> _SHORT EXERCISE_
Identify each line in the records below that contains the word "overlay", and copy it.

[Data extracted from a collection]
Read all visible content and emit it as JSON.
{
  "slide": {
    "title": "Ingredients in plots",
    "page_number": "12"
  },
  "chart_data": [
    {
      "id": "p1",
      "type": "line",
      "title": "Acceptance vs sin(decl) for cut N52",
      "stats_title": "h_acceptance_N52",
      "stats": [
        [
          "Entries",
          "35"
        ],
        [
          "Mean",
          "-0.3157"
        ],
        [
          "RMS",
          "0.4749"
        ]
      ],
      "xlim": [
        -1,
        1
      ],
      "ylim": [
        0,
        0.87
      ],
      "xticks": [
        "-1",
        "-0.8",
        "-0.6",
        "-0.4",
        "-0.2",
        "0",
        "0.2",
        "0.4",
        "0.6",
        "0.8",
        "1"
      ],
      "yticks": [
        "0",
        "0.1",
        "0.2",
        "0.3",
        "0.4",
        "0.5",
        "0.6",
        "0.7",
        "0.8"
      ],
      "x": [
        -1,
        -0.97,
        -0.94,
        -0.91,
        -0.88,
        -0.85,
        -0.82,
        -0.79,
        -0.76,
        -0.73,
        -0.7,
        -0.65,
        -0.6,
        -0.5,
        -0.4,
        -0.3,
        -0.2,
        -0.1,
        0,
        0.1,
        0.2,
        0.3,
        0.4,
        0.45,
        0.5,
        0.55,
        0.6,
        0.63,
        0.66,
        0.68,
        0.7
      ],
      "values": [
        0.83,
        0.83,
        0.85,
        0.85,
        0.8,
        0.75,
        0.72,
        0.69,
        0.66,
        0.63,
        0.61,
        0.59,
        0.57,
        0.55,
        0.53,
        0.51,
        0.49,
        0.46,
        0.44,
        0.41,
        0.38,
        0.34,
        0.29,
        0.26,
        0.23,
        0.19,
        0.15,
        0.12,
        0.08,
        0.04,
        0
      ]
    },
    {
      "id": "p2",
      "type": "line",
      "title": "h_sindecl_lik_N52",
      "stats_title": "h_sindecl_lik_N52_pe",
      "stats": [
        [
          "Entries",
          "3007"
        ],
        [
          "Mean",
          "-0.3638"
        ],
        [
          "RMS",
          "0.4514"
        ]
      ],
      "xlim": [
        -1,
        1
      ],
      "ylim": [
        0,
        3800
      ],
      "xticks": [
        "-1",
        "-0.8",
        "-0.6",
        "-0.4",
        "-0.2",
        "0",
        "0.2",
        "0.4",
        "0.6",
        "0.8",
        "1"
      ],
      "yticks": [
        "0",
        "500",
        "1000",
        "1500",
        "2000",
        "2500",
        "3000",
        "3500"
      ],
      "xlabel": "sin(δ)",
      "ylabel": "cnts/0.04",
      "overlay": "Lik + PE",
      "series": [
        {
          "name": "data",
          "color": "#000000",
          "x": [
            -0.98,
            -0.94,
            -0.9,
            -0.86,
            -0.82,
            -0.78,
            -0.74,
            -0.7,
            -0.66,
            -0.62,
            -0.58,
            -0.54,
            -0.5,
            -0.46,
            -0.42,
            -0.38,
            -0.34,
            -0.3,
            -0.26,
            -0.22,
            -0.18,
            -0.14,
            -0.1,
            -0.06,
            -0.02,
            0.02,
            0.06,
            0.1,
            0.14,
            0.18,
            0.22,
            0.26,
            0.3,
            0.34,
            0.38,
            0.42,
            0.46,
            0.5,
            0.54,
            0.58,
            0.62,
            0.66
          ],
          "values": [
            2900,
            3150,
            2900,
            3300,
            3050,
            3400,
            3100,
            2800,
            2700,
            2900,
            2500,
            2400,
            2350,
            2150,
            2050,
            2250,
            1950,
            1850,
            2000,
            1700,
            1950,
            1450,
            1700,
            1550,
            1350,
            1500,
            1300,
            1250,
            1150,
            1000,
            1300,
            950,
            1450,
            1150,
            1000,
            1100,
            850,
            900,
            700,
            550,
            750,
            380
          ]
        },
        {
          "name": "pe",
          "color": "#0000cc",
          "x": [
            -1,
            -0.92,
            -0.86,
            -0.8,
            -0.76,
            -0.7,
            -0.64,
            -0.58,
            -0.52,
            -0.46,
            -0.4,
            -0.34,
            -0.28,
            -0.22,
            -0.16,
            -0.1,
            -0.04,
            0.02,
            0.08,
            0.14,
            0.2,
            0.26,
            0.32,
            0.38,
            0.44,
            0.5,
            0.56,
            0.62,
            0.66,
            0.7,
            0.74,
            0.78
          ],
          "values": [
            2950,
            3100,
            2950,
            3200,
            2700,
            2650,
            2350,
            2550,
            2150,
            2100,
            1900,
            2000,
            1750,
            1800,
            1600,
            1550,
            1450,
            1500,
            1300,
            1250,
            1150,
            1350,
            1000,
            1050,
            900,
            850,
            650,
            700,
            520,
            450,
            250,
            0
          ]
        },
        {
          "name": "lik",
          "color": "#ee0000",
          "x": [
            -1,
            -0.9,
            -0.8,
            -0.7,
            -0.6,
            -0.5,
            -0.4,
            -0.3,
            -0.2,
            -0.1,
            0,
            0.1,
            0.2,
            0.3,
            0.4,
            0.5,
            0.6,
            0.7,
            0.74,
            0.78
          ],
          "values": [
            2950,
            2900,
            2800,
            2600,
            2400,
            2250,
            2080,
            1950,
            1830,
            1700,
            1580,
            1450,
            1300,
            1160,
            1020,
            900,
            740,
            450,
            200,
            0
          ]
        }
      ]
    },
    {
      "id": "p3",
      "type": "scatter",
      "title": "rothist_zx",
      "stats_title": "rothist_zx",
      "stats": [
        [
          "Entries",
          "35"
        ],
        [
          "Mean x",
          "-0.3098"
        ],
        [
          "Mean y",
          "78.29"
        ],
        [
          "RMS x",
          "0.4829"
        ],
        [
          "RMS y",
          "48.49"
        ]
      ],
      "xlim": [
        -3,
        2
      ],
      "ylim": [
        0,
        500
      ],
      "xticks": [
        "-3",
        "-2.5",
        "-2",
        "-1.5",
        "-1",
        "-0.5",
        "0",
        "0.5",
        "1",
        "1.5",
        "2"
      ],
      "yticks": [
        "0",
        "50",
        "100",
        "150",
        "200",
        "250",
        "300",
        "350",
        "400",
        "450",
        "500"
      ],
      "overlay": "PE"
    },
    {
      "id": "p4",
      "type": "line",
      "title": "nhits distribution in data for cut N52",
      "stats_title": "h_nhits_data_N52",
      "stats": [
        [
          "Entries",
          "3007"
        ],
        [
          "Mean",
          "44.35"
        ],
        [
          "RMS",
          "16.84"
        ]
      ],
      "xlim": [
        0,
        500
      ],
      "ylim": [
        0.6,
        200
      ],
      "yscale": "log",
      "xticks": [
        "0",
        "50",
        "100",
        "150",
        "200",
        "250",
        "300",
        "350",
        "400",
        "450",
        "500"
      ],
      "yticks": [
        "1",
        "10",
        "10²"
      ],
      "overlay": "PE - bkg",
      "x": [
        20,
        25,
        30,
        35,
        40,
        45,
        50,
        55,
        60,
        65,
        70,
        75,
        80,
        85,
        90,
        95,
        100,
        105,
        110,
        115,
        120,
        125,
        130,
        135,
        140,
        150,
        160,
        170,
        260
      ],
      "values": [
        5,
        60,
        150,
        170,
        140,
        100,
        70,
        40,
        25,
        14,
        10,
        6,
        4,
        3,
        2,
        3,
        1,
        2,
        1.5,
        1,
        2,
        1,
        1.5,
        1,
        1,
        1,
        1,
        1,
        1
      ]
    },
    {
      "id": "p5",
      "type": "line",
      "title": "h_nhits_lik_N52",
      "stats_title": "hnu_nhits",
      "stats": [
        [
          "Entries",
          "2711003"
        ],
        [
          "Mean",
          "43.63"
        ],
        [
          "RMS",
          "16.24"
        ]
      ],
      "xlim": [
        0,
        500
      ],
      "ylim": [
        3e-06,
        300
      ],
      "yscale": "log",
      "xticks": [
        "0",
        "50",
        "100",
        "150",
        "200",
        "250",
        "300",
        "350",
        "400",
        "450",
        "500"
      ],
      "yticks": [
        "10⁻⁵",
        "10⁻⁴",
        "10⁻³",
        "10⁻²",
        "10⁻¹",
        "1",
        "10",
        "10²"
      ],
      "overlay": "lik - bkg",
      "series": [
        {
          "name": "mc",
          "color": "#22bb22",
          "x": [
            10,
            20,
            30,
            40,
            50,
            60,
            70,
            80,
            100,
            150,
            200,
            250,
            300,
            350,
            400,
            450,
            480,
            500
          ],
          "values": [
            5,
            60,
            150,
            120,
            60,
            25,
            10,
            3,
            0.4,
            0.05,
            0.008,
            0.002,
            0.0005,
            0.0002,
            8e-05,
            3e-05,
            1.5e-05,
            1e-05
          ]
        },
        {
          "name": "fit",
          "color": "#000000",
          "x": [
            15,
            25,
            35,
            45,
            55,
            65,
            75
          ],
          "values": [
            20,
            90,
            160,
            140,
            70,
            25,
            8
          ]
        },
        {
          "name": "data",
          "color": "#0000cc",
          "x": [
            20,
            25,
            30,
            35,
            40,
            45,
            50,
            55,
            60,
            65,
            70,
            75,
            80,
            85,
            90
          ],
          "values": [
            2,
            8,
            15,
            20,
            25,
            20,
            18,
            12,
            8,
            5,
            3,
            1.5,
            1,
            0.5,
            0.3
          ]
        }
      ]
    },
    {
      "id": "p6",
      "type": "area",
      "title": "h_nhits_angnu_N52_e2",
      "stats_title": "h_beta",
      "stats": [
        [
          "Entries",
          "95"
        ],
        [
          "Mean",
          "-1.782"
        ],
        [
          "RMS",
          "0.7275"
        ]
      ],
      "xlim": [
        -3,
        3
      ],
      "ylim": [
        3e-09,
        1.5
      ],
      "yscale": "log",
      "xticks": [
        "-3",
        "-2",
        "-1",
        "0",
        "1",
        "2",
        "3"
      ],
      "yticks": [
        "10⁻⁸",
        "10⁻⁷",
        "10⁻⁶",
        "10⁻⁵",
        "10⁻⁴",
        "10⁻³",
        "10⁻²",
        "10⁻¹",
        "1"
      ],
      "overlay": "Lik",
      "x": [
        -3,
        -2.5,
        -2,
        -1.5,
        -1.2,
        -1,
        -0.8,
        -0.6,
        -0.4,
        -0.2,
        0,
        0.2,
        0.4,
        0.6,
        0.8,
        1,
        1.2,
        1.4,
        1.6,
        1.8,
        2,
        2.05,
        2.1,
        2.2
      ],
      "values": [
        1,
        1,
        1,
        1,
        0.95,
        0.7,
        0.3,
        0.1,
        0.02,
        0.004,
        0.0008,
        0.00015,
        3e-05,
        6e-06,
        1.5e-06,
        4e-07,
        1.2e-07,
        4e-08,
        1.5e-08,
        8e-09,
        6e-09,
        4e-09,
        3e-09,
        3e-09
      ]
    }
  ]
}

> _ANSWER TO THIS PROBLEM_
      "overlay": "Lik + PE",
      "overlay": "PE"
      "overlay": "PE - bkg",
      "overlay": "lik - bkg",
      "overlay": "Lik",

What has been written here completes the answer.